## Begin PASSAGE GIVEN

Tom Gimble, The CEO and founder of LaSalle Network
When I first arrived at 200 North LaSalle Street on a weekday, I had to check in twice. Once on the first floor, and second 20 or so floors up, with a sliding door and two receptionists at the front desk. “You’re here for an interview?” asked one of the receptionists. She was mistaken. “It’s not that kind of interview,” I said, trying to clarify things.
But her mistake was justified: LaSalle Network is in the business of job interviews.
Or, more specifically, the business of staffing, recruiting, and human resources consulting. And business has never been better.
The CEO and founder of LaSalle Network, Tom Gimbel conducts a tour of the office. A distant relation to the owners of the Gimbel Brothers department store (made famous by the classic 1947 Christmas film Miracle on 34th Street) Tom Gimbel looks as if he could play power forward or offensive line. And yet in the office, Gimbel is all Peyton Manning, cracking jokes and directing the action, sometimes just by his presence alone.

## End PASSAGE GIVEN

# TASK TO COMPLETE
Retype the passage about the LaSalle Network visit word for word, starting with "But her mistake" and going on through "never been better.". The records that follow have no connection to the text above.

## Begin EXTRACTED RECORDS

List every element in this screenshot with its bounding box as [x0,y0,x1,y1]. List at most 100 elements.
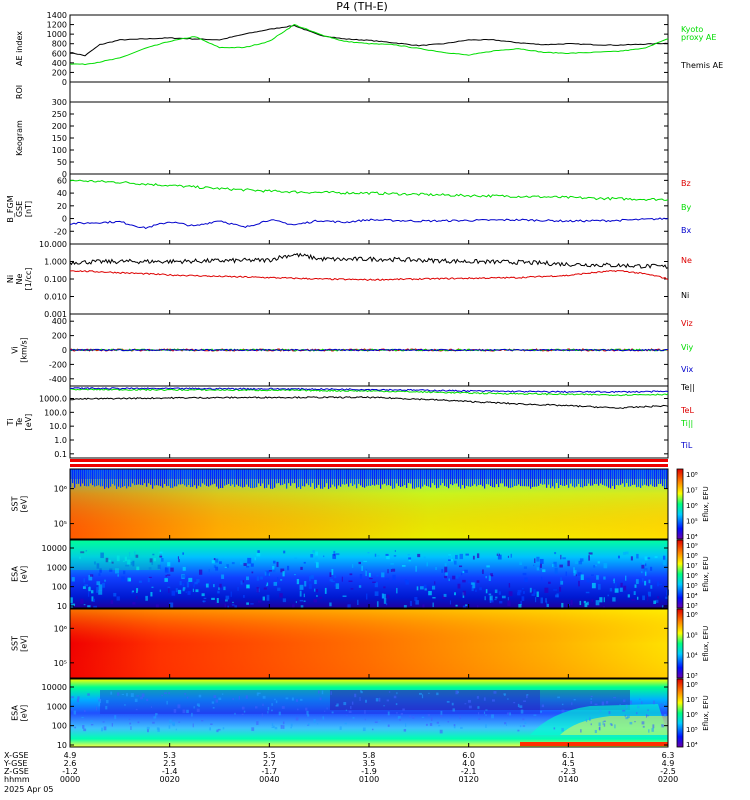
plot-title: P4 (TH-E) [336,0,388,13]
sst_e-cbar-tick: 10⁶ [686,502,698,510]
esa_i-tick: 10000 [42,683,67,692]
orbit-value: 3.5 [363,759,376,768]
esa_e-cbar-tick: 10⁸ [686,552,698,560]
sst_i-cbar-tick: 10⁶ [686,611,698,619]
orbit-value: -1.4 [162,767,178,776]
esa_i-ylabel: ESA [eV] [11,705,29,722]
svg-text:Ti: Ti [6,419,15,427]
colorbars [676,468,684,748]
ae-tick: 200 [52,68,67,77]
esa_e-tick: 1000 [47,563,67,572]
ti-series-1 [69,388,669,397]
svg-text:ESA: ESA [11,566,20,582]
orbit-value: 4.0 [462,759,475,768]
bfgm-tick: 60 [57,176,67,185]
orbit-value: 0140 [558,775,578,784]
orbit-value: -1.9 [361,767,377,776]
esa_i-cbar-tick: 10⁶ [686,711,698,719]
ti-series-2 [69,387,669,394]
legend-temp-1: TeL [680,406,694,415]
sst-ion-spectrogram [69,608,669,679]
ae-series-0 [69,24,669,57]
esa-electron-spectrogram [69,539,669,611]
svg-text:[nT]: [nT] [24,201,33,217]
esa_e-tick: 100 [52,583,67,592]
ti-tick: 100.0 [44,408,67,417]
ae-panel [69,14,669,83]
orbit-value: 0020 [159,775,179,784]
esa_e-cbar-tick: 10⁵ [686,582,698,590]
orbit-value: 5.5 [263,751,276,760]
legend-proxy-ae: proxy AE [681,33,716,42]
legend-vix: Vix [681,365,694,374]
orbit-value: 4.9 [662,759,675,768]
sst_e-tick: 10⁶ [54,485,67,494]
svg-text:[1/cc]: [1/cc] [24,268,33,291]
esa_e-cbar-tick: 10⁶ [686,572,698,580]
orbit-value: 4.9 [64,751,77,760]
vi-series-0 [69,348,669,352]
keogram-tick: 150 [52,134,67,143]
ti-tick: 1.0 [54,436,67,445]
ti-tick: 0.1 [54,450,67,459]
keogram-tick: 0 [62,170,67,179]
esa_i-cbar-label: Eflux, EFU [702,695,710,730]
ti-ylabel: Ti Te [eV] [6,414,33,431]
svg-text:Vi: Vi [11,346,20,354]
esa_i-tick: 100 [52,722,67,731]
svg-text:[eV]: [eV] [20,496,29,513]
sst_e-tick: 10⁵ [54,520,67,529]
plot-date: 2025 Apr 05 [4,785,53,794]
orbit-value: 2.5 [163,759,176,768]
esa_i-tick: 1000 [47,702,67,711]
svg-text:[eV]: [eV] [24,414,33,431]
roi-ylabel: ROI [15,85,24,99]
keogram-tick: 200 [52,122,67,131]
keogram-tick: 50 [57,158,67,167]
svg-text:GSE: GSE [15,201,24,217]
keogram-tick: 100 [52,146,67,155]
sst_i-cbar-label: Eflux, EFU [702,626,710,661]
ni-tick: 10.000 [39,240,67,249]
vi-tick: -200 [49,360,67,369]
legend-ne: Ne [681,256,692,265]
svg-text:ESA: ESA [11,705,20,721]
legend-temp-0: Te|| [680,383,695,392]
orbit-value: -2.3 [561,767,577,776]
vi-tick: -400 [49,375,67,384]
svg-text:Keogram: Keogram [15,120,24,156]
orbit-label: hhmm [4,775,30,784]
vi-tick: 200 [52,332,67,341]
orbit-value: 0100 [359,775,379,784]
ti-tick: 1000.0 [39,394,67,403]
keogram-panel [69,101,669,175]
orbit-value: 0120 [458,775,478,784]
sst_i-tick: 10⁵ [54,659,67,668]
orbit-value: 6.0 [462,751,475,760]
orbit-value: 2.6 [64,759,77,768]
svg-text:[eV]: [eV] [20,566,29,583]
orbit-value: -1.2 [62,767,78,776]
vi-tick: 0 [62,346,67,355]
ti-panel [69,385,669,459]
esa_i-tick: 10 [57,741,67,750]
ne-series [69,252,669,269]
ni-ylabel: Ni Ne [1/cc] [6,268,33,291]
esa_e-tick: 10000 [42,544,67,553]
legend-bx: Bx [681,226,691,235]
status-bar [70,459,668,467]
ni-tick: 1.000 [44,258,67,267]
esa_e-cbar-tick: 10⁷ [686,562,698,570]
esa_e-ylabel: ESA [eV] [11,566,29,583]
sst_i-tick: 10⁶ [54,624,67,633]
bfgm-ylabel: B_FGM GSE [nT] [6,195,33,222]
esa_e-cbar-label: Eflux, EFU [702,556,710,591]
esa_i-cbar-tick: 10⁸ [686,681,698,689]
esa_i-cbar-tick: 10⁴ [686,741,698,749]
orbit-label: Z-GSE [4,767,29,776]
sst_i-cbar-tick: 10⁴ [686,652,698,660]
esa_e-cbar-tick: 10⁴ [686,592,698,600]
legend-temp-2: Ti|| [680,419,693,428]
bz-series [69,179,669,201]
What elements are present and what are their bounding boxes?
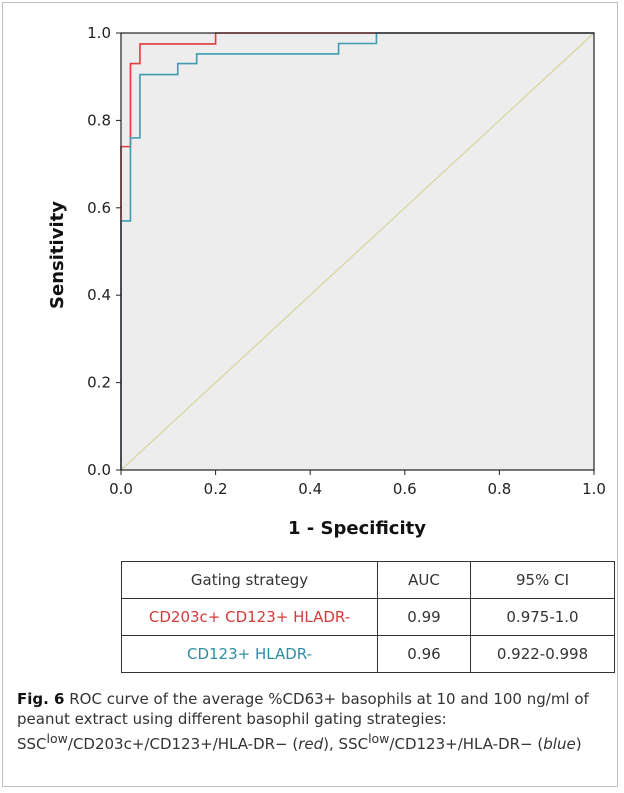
figure: 0.0 0.2 0.4 0.6 0.8 1.0 0.0 0.2 0.4 0.6 0.8 1.0 1 -… xyxy=(2,2,618,787)
caption-text: ), SSC xyxy=(323,735,369,753)
caption-text: /CD203c+/CD123+/HLA-DR− ( xyxy=(67,735,299,753)
axis-ticks: 0.0 0.2 0.4 0.6 0.8 1.0 0.0 0.2 0.4 0.6 0.8 1.0 xyxy=(87,24,606,498)
y-tick-label: 0.6 xyxy=(87,199,111,217)
table-header-row: Gating strategy AUC 95% CI xyxy=(121,561,615,599)
y-tick-label: 0.8 xyxy=(87,111,111,129)
y-axis-title: Sensitivity xyxy=(47,201,68,309)
series-layer xyxy=(120,32,595,471)
caption-red-word: red xyxy=(298,735,324,753)
x-tick-label: 0.6 xyxy=(393,480,417,498)
auc-cell: 0.99 xyxy=(377,598,471,636)
red-roc-curve xyxy=(120,32,594,470)
header-auc: AUC xyxy=(377,561,471,599)
ci-cell: 0.975-1.0 xyxy=(470,598,615,636)
y-tick-label: 0.0 xyxy=(87,461,111,479)
header-ci: 95% CI xyxy=(470,561,615,599)
caption-blue-word: blue xyxy=(543,735,576,753)
x-tick-label: 0.8 xyxy=(487,480,511,498)
y-tick-label: 1.0 xyxy=(87,24,111,42)
plot-frame xyxy=(120,32,595,471)
y-tick-label: 0.2 xyxy=(87,374,111,392)
x-tick-label: 0.4 xyxy=(298,480,322,498)
x-tick-label: 1.0 xyxy=(582,480,606,498)
blue-roc-curve xyxy=(120,32,594,470)
table-row: CD203c+ CD123+ HLADR- 0.99 0.975-1.0 xyxy=(121,598,615,636)
x-tick-label: 0.2 xyxy=(204,480,228,498)
x-tick-label: 0.0 xyxy=(109,480,133,498)
strategy-cell: CD203c+ CD123+ HLADR- xyxy=(121,598,378,636)
figure-label: Fig. 6 xyxy=(17,690,65,708)
table-row: CD123+ HLADR- 0.96 0.922-0.998 xyxy=(121,635,615,673)
caption-text: /CD123+/HLA-DR− ( xyxy=(389,735,544,753)
reference-diagonal xyxy=(120,32,595,471)
x-axis-title: 1 - Specificity xyxy=(288,518,426,539)
caption-superscript: low xyxy=(368,731,390,746)
figure-caption: Fig. 6 ROC curve of the average %CD63+ b… xyxy=(17,689,613,754)
caption-superscript: low xyxy=(46,731,68,746)
ci-cell: 0.922-0.998 xyxy=(470,635,615,673)
strategy-cell: CD123+ HLADR- xyxy=(121,635,378,673)
y-tick-label: 0.4 xyxy=(87,286,111,304)
caption-text: ROC curve of the average %CD63+ basophil… xyxy=(17,690,589,753)
auc-cell: 0.96 xyxy=(377,635,471,673)
roc-chart: 0.0 0.2 0.4 0.6 0.8 1.0 0.0 0.2 0.4 0.6 0.8 1.0 1 -… xyxy=(47,24,606,539)
auc-table: Gating strategy AUC 95% CI CD203c+ CD123… xyxy=(121,561,615,673)
caption-text: ) xyxy=(575,735,582,753)
header-gating-strategy: Gating strategy xyxy=(121,561,378,599)
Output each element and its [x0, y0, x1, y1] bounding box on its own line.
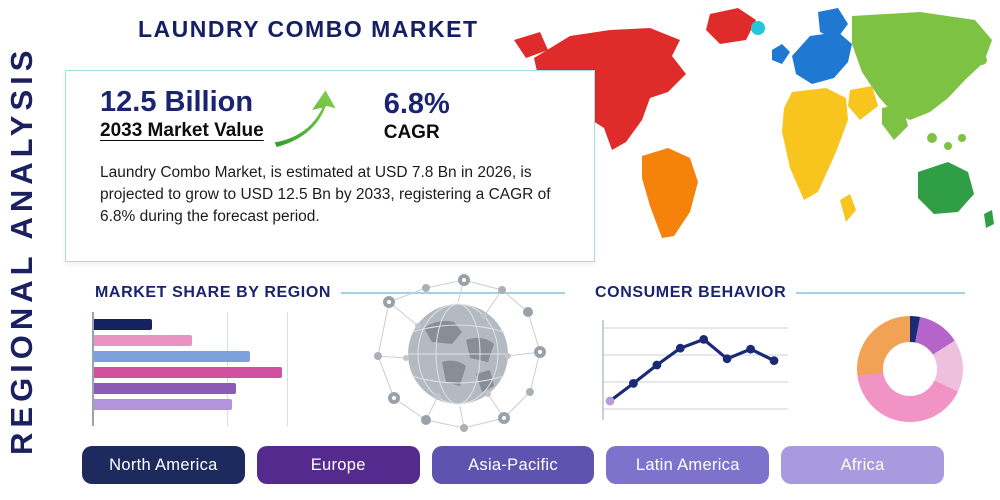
island-sea-3: [958, 134, 966, 142]
continent-south-america: [642, 148, 698, 238]
heading-rule-right: [796, 292, 965, 294]
region-button-asia-pacific[interactable]: Asia-Pacific: [431, 446, 595, 484]
growth-arrow-icon: [272, 87, 339, 149]
island-sea-2: [944, 142, 952, 150]
bar-gridline-2: [287, 312, 288, 426]
donut-hole: [883, 342, 937, 396]
cagr-label: CAGR: [383, 122, 440, 144]
page-title: LAUNDRY COMBO MARKET: [138, 16, 479, 42]
stats-row: 12.5 Billion 2033 Market Value 6.8% CAGR: [100, 87, 566, 149]
side-label-regional-analysis: REGIONAL ANALYSIS: [4, 45, 39, 455]
bar-1: [94, 319, 152, 330]
summary-card: 12.5 Billion 2033 Market Value 6.8% CAGR…: [65, 70, 595, 262]
bar-4: [94, 367, 282, 378]
market-value-label: 2033 Market Value: [100, 120, 264, 142]
new-zealand: [984, 210, 994, 228]
region-button-africa[interactable]: Africa: [781, 446, 944, 484]
cagr-number: 6.8%: [383, 88, 450, 120]
united-kingdom: [772, 44, 790, 64]
consumer-line-chart: [600, 312, 790, 426]
cagr-stat-block: 6.8% CAGR: [384, 89, 450, 144]
region-button-latin-america[interactable]: Latin America: [606, 446, 770, 484]
consumer-donut-chart: [857, 316, 963, 422]
market-share-heading-row: MARKET SHARE BY REGION: [95, 284, 565, 302]
island-sea-1: [927, 133, 937, 143]
continent-north-america: [534, 28, 686, 150]
region-button-europe[interactable]: Europe: [256, 446, 420, 484]
globe-network-graphic: [374, 274, 546, 432]
world-map: [514, 8, 994, 238]
consumer-behavior-heading: CONSUMER BEHAVIOR: [595, 284, 787, 301]
continent-europe: [792, 32, 852, 84]
consumer-behavior-heading-row: CONSUMER BEHAVIOR: [595, 284, 965, 302]
alaska: [514, 32, 548, 58]
market-share-bar-chart: [92, 312, 302, 426]
india: [882, 104, 908, 140]
madagascar: [840, 194, 856, 222]
continent-asia: [852, 12, 992, 120]
market-value-number: 12.5 Billion: [100, 86, 254, 118]
continent-australia: [918, 162, 974, 214]
arabia: [848, 86, 878, 120]
bar-6: [94, 399, 232, 410]
scandinavia: [818, 8, 848, 40]
continent-africa: [782, 88, 848, 200]
bar-2: [94, 335, 192, 346]
market-share-heading: MARKET SHARE BY REGION: [95, 284, 332, 301]
iceland: [751, 21, 765, 35]
heading-rule-left: [341, 292, 565, 294]
continent-greenland: [706, 8, 756, 44]
market-description: Laundry Combo Market, is estimated at US…: [100, 164, 551, 225]
japan: [977, 55, 987, 65]
bars-container: [94, 312, 302, 410]
bar-5: [94, 383, 236, 394]
region-buttons-row: North America Europe Asia-Pacific Latin …: [82, 446, 944, 484]
bar-3: [94, 351, 250, 362]
market-value-stat-block: 12.5 Billion 2033 Market Value: [100, 87, 264, 142]
region-button-north-america[interactable]: North America: [82, 446, 245, 484]
line-plot: [602, 320, 788, 420]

## End EXTRACTED RECORDS

# ANSWER TO THIS EXERCISE
But her mistake was justified: LaSalle Network is in the business of job interviews.
Or, more specifically, the business of staffing, recruiting, and human resources consulting. And business has never been better.